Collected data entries
────
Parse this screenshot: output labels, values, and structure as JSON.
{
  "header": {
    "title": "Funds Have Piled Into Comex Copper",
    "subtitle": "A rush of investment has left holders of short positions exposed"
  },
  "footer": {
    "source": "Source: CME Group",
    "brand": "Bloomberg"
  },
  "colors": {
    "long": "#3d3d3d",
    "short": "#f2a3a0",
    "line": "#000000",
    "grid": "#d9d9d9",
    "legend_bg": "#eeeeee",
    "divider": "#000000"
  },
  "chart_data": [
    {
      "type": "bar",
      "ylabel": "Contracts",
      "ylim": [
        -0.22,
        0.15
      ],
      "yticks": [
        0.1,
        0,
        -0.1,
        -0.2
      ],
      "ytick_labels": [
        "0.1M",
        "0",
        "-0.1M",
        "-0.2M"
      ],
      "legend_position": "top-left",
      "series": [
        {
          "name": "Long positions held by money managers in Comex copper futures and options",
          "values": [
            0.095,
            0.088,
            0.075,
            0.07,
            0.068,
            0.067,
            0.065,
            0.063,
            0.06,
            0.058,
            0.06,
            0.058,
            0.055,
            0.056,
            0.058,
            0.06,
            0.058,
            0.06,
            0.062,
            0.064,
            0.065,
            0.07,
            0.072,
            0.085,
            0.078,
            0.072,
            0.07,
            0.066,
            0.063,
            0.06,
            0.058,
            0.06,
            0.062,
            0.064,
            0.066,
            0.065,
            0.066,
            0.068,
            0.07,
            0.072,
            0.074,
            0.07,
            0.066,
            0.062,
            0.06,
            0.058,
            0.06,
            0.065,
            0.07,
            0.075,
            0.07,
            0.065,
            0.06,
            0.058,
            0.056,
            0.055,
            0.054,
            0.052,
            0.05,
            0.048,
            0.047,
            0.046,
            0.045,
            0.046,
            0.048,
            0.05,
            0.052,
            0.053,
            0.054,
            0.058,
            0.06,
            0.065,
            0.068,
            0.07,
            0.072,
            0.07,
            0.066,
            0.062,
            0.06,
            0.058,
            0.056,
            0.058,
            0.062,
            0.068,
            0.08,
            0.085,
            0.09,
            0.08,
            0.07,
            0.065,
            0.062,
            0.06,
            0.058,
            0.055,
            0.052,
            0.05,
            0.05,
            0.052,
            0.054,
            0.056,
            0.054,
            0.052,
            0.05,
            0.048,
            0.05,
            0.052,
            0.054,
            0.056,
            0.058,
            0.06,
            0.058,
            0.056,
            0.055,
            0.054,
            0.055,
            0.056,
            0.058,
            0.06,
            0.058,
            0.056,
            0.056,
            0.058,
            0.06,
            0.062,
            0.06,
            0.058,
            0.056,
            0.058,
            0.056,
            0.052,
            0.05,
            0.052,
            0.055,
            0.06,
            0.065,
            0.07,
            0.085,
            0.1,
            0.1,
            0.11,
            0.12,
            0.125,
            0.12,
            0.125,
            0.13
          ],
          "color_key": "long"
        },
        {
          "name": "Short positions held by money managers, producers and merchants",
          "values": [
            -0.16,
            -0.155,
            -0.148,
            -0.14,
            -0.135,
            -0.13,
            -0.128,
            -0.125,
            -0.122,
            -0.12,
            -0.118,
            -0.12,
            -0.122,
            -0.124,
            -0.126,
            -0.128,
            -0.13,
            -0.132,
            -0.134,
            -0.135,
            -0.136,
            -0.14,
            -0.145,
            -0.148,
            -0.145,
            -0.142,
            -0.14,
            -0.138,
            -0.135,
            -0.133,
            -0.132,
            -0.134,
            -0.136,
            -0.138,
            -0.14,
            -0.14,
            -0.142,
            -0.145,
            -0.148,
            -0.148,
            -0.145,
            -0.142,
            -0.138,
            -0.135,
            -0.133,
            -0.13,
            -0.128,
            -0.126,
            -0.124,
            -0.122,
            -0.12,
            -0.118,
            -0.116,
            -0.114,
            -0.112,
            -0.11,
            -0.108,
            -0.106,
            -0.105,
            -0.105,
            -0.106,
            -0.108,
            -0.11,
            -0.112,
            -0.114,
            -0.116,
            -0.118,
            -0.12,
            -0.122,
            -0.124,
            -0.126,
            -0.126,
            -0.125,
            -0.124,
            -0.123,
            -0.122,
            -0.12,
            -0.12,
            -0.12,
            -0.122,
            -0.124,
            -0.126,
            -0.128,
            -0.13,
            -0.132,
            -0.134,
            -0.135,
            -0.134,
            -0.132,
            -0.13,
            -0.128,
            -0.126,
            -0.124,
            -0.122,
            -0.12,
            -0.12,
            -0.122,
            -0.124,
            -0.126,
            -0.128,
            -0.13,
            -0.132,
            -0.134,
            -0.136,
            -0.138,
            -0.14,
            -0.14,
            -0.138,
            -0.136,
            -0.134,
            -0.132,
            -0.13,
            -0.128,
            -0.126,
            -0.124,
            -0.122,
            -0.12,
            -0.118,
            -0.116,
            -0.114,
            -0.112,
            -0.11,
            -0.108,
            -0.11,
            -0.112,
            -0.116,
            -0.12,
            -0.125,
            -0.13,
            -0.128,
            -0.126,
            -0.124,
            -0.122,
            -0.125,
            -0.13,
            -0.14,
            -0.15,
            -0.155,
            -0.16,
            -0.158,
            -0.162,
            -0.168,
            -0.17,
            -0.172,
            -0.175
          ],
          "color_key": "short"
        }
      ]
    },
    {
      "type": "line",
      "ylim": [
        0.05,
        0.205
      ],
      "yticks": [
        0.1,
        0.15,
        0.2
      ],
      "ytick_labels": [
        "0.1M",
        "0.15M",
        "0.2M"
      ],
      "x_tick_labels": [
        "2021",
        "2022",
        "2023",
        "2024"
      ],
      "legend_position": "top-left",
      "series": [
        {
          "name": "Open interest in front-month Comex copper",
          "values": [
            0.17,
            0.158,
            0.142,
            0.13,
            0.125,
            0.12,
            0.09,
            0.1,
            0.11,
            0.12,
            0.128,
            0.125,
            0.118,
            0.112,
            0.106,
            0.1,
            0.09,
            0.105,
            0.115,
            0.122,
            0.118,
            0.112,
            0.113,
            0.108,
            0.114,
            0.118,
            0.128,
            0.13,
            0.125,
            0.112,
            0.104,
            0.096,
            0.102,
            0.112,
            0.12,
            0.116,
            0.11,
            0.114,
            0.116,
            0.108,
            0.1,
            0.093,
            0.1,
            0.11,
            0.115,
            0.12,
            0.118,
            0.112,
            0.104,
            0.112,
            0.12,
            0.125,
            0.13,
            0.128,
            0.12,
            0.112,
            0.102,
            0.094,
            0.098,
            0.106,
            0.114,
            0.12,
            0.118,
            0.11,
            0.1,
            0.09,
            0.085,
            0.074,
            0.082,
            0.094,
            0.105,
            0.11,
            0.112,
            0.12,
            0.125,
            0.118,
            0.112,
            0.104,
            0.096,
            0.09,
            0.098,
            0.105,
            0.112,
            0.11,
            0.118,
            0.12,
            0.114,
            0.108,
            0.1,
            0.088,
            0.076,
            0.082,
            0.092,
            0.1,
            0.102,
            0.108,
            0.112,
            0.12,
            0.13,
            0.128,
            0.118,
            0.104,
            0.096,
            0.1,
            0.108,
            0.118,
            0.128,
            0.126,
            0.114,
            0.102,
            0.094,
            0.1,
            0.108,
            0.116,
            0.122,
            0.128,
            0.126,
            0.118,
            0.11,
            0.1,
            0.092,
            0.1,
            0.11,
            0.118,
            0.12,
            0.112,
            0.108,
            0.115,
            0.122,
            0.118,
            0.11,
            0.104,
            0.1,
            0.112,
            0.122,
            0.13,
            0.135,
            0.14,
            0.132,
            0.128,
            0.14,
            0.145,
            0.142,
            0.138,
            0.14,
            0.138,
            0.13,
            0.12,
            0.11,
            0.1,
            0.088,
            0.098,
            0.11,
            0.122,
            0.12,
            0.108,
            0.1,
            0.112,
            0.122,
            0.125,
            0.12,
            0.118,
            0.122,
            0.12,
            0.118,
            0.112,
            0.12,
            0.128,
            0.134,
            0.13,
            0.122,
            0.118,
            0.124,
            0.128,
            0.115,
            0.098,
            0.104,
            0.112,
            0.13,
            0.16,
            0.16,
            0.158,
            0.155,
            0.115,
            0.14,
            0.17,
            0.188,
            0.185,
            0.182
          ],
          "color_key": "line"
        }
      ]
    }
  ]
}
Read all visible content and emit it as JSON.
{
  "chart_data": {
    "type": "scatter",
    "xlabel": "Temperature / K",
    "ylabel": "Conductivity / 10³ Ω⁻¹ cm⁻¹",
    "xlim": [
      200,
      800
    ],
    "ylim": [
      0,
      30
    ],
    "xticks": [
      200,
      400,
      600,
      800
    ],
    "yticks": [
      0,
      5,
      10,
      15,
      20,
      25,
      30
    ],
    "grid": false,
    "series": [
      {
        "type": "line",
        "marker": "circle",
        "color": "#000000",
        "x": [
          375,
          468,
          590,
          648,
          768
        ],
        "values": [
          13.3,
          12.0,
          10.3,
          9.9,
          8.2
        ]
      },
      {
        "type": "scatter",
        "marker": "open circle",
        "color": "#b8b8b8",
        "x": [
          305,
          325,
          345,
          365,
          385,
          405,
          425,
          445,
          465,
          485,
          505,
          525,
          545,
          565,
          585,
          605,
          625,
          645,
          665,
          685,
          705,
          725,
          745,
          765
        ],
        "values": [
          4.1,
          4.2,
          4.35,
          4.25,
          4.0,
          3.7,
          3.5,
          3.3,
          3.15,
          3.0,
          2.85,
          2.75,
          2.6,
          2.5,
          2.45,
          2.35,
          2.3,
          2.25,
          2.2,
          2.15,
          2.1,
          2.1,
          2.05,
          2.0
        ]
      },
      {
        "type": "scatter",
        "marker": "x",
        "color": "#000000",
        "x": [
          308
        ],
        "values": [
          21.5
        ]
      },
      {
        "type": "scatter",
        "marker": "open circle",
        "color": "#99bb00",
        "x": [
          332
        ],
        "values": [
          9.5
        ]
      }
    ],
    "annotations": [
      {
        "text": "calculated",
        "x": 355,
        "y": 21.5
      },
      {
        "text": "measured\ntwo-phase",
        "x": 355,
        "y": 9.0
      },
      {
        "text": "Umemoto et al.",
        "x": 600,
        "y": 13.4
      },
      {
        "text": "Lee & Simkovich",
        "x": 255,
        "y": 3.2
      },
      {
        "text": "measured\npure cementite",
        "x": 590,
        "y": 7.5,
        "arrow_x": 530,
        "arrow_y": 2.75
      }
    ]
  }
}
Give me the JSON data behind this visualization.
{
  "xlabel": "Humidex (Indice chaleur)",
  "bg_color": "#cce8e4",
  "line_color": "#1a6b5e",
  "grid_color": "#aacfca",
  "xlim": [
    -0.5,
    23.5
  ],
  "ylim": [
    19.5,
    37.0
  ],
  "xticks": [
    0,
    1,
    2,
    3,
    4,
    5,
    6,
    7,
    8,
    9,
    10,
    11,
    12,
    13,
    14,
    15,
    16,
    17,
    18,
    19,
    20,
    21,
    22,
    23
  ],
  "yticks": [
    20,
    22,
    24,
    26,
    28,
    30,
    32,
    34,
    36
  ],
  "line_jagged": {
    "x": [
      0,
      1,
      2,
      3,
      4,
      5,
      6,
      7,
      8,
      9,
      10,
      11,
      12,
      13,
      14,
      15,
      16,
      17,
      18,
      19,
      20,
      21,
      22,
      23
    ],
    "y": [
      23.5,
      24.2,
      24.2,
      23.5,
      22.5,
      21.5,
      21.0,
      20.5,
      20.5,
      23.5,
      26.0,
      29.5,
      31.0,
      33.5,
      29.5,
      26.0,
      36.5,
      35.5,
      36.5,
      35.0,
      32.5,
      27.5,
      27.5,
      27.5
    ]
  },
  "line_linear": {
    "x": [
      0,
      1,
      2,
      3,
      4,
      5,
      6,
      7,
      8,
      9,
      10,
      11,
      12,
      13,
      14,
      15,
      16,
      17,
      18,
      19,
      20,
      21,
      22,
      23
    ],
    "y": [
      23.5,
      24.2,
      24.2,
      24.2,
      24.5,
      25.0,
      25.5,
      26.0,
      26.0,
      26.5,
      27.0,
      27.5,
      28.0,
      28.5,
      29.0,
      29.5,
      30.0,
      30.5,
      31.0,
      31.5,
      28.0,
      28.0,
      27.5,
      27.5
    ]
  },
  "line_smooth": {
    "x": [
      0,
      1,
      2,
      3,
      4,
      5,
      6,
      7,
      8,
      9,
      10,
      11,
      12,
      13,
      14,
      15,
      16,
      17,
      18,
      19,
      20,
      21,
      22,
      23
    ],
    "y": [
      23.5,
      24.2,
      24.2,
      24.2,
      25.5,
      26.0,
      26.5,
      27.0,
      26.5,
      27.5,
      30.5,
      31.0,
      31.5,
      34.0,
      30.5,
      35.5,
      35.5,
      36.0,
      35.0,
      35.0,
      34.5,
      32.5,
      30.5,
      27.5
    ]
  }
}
────
WRITTEN EXERCISE.
Only the lines from the one holding "Give me the" through the end of the listing should be given again, exactly and with both ends included.

OUTPUT FOR THIS TASK.
Give me the JSON data behind this visualization.
{
  "xlabel": "Humidex (Indice chaleur)",
  "bg_color": "#cce8e4",
  "line_color": "#1a6b5e",
  "grid_color": "#aacfca",
  "xlim": [
    -0.5,
    23.5
  ],
  "ylim": [
    19.5,
    37.0
  ],
  "xticks": [
    0,
    1,
    2,
    3,
    4,
    5,
    6,
    7,
    8,
    9,
    10,
    11,
    12,
    13,
    14,
    15,
    16,
    17,
    18,
    19,
    20,
    21,
    22,
    23
  ],
  "yticks": [
    20,
    22,
    24,
    26,
    28,
    30,
    32,
    34,
    36
  ],
  "line_jagged": {
    "x": [
      0,
      1,
      2,
      3,
      4,
      5,
      6,
      7,
      8,
      9,
      10,
      11,
      12,
      13,
      14,
      15,
      16,
      17,
      18,
      19,
      20,
      21,
      22,
      23
    ],
    "y": [
      23.5,
      24.2,
      24.2,
      23.5,
      22.5,
      21.5,
      21.0,
      20.5,
      20.5,
      23.5,
      26.0,
      29.5,
      31.0,
      33.5,
      29.5,
      26.0,
      36.5,
      35.5,
      36.5,
      35.0,
      32.5,
      27.5,
      27.5,
      27.5
    ]
  },
  "line_linear": {
    "x": [
      0,
      1,
      2,
      3,
      4,
      5,
      6,
      7,
      8,
      9,
      10,
      11,
      12,
      13,
      14,
      15,
      16,
      17,
      18,
      19,
      20,
      21,
      22,
      23
    ],
    "y": [
      23.5,
      24.2,
      24.2,
      24.2,
      24.5,
      25.0,
      25.5,
      26.0,
      26.0,
      26.5,
      27.0,
      27.5,
      28.0,
      28.5,
      29.0,
      29.5,
      30.0,
      30.5,
      31.0,
      31.5,
      28.0,
      28.0,
      27.5,
      27.5
    ]
  },
  "line_smooth": {
    "x": [
      0,
      1,
      2,
      3,
      4,
      5,
      6,
      7,
      8,
      9,
      10,
      11,
      12,
      13,
      14,
      15,
      16,
      17,
      18,
      19,
      20,
      21,
      22,
      23
    ],
    "y": [
      23.5,
      24.2,
      24.2,
      24.2,
      25.5,
      26.0,
      26.5,
      27.0,
      26.5,
      27.5,
      30.5,
      31.0,
      31.5,
      34.0,
      30.5,
      35.5,
      35.5,
      36.0,
      35.0,
      35.0,
      34.5,
      32.5,
      30.5,
      27.5
    ]
  }
}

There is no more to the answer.